▶ **Исходный текст**:
****************************************
В результате приглашение в «Весы»{117}.
Сам же Волошин, который взялся опекать начинающего поэта, спрашивал у Брюсова:
«Мне писал Толстой, что виделся с Вами в «Эстетике» и читал при Вас свои стихи. Скажите, какое впечатление вынесли Вы? Мне он кажется весьма самобытным, и на него можно возлагать всяческие надежды. В самом духе его есть что-то подлинное, «мужицкое» в хорошем смысле»{118}.
Оба мэтра — и Брюсов, и Белый — отметили появление молодого дарования. Один — в дневнике, другой — в мемуарах. Один — сухо, другой — очень живо.
«Гр. А. Толстой в Москве. Гипнотические сеансы у д-ра Каптерева. Поездка в Петербург. Две недели в Петербурге. Помещение Бенуа. У Маковского переговоры о «Аполлоне». Гр. А. Толстой. Салон и лекция Макса Волошина», — записывал Брюсов{119}.
****************************************
▶ **Данные для анализа**:
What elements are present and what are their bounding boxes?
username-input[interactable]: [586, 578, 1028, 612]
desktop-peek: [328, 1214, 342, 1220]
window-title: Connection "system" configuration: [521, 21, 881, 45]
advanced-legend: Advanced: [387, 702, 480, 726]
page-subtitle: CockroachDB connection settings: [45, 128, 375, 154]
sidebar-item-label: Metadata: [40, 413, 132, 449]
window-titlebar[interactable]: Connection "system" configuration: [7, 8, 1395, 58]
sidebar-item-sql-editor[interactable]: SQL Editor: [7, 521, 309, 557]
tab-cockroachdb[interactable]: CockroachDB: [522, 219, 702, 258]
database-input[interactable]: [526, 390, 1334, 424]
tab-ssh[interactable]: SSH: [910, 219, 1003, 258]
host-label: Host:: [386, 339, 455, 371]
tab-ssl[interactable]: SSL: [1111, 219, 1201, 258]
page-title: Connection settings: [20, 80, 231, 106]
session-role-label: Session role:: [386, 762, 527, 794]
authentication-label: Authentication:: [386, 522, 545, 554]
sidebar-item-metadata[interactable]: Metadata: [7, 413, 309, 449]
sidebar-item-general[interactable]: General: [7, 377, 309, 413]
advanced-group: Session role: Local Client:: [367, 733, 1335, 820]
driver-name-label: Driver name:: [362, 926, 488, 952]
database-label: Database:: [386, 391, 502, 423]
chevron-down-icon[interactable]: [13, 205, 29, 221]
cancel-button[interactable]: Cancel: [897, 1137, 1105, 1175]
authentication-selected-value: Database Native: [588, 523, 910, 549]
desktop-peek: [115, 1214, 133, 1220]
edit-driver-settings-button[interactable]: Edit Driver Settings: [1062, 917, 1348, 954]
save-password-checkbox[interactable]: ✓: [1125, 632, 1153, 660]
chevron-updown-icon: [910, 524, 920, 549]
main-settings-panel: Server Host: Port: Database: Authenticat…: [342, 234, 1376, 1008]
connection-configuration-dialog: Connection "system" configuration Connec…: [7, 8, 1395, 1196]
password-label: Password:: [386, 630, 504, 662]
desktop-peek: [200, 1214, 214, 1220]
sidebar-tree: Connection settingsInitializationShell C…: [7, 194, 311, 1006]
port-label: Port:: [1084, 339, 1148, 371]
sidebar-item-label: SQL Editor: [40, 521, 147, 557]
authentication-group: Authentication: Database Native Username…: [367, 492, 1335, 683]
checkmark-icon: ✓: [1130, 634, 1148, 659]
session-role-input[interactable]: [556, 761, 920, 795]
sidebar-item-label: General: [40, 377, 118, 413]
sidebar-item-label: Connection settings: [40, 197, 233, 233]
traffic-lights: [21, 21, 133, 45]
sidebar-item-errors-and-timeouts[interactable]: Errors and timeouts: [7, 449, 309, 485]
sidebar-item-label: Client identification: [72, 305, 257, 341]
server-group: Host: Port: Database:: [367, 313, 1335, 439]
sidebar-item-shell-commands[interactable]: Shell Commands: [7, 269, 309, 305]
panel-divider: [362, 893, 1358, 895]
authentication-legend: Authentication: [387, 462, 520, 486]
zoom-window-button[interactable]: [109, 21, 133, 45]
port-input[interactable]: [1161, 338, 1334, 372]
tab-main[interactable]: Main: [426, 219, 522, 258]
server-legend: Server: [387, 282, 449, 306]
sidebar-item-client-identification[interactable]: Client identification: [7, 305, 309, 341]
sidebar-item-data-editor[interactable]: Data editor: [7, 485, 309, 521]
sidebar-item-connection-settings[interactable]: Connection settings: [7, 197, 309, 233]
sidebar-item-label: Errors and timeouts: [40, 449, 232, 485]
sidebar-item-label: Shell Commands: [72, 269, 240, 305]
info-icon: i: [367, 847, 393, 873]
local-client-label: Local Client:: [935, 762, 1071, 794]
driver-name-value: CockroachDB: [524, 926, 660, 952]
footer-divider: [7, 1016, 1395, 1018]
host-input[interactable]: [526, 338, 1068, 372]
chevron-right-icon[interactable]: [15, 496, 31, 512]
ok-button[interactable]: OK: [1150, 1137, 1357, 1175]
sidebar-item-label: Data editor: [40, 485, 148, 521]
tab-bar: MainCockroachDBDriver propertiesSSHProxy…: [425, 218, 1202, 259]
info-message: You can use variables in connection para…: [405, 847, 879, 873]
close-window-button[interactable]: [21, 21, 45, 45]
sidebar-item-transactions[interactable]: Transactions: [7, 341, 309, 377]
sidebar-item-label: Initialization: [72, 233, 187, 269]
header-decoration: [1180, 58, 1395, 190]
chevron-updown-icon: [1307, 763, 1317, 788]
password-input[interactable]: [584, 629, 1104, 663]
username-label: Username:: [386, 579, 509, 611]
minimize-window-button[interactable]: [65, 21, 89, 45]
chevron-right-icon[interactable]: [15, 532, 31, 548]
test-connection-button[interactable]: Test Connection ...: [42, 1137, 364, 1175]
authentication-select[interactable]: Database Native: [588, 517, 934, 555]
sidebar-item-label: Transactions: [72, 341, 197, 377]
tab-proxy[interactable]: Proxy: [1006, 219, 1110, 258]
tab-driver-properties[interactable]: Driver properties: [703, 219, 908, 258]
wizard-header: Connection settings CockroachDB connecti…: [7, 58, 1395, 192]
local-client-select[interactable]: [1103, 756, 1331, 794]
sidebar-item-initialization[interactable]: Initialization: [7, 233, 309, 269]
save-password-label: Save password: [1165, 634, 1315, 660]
****************************************
▶ **Условия упражнения**:
1) Где, согласно отрывку о молодом Толстом, Толстой виделся с Брюсовым и читал при нём свои стихи?
2) Перепишите без изменений фрагмент отрывка о молодом Толстом: начните с того места, где стоят слова "В результате приглашение", и остановитесь после слов "другой — очень живо.".
3) Допишите следующую часть отрывка о молодом Толстом, продолжив его после последнего предложения.

▶ **Ваши письменные ответы**:
1) В «Эстетике».

2)
В результате приглашение в «Весы»{117}.
Сам же Волошин, который взялся опекать начинающего поэта, спрашивал у Брюсова:
«Мне писал Толстой, что виделся с Вами в «Эстетике» и читал при Вас свои стихи. Скажите, какое впечатление вынесли Вы? Мне он кажется весьма самобытным, и на него можно возлагать всяческие надежды. В самом духе его есть что-то подлинное, «мужицкое» в хорошем смысле»{118}.
Оба мэтра — и Брюсов, и Белый — отметили появление молодого дарования. Один — в дневнике, другой — в мемуарах. Один — сухо, другой — очень живо.

3)
Андрей Белый вспоминал в книге «Между двух революций»: «Москва знакомилась с Алексеем Толстым, которого подчеркивал Брюсов как начинающего… поэта; Толстой читал больше стихи; он предстал романтически: продолговатое, худое еще, бледное, гипсовой маской лицо; и — длинные, спадающие, старомодные кудри; застегнутый сюртук; и — шарф вместо галстука: Ленский! Держался со скромным надменством».
Совершенно иначе писала об этом вечере художница Валентина Ходасевич: «В 1906 году я впервые увидела Алексея Николаевича Толстого на вечере Игоря Северянина в «Обществе свободной эстетики», куда привел меня отец, <…> и тот вечер четко врезался мне в память.
Комнаты «Эстетики» постепенно заполнялись представителями новейших течений литературного мира и интеллигенции Москвы того времени. Отец называл мне главных: «Вот Бальмонт, Валерий Брюсов, Андрей Белый, Бердяев, Максимилиан Волошин, Осип Мандельштам, Константин Липскеров, Виктор Гофман, Гершензон, Нина Петровская…» К этим именам отец прибавлял мало мне понятные в то время слова — «символист», «акмеист», «декадент», «философ».
Входили мужчины и женщины какого-то странного вида. Меня поражали и бледность (иногда за счет пудры) их лиц, и преобладание черных сюртуков особого покроя на мужчинах, и какие-то балахоноподобные, из темных бархатов, платья на женщинах.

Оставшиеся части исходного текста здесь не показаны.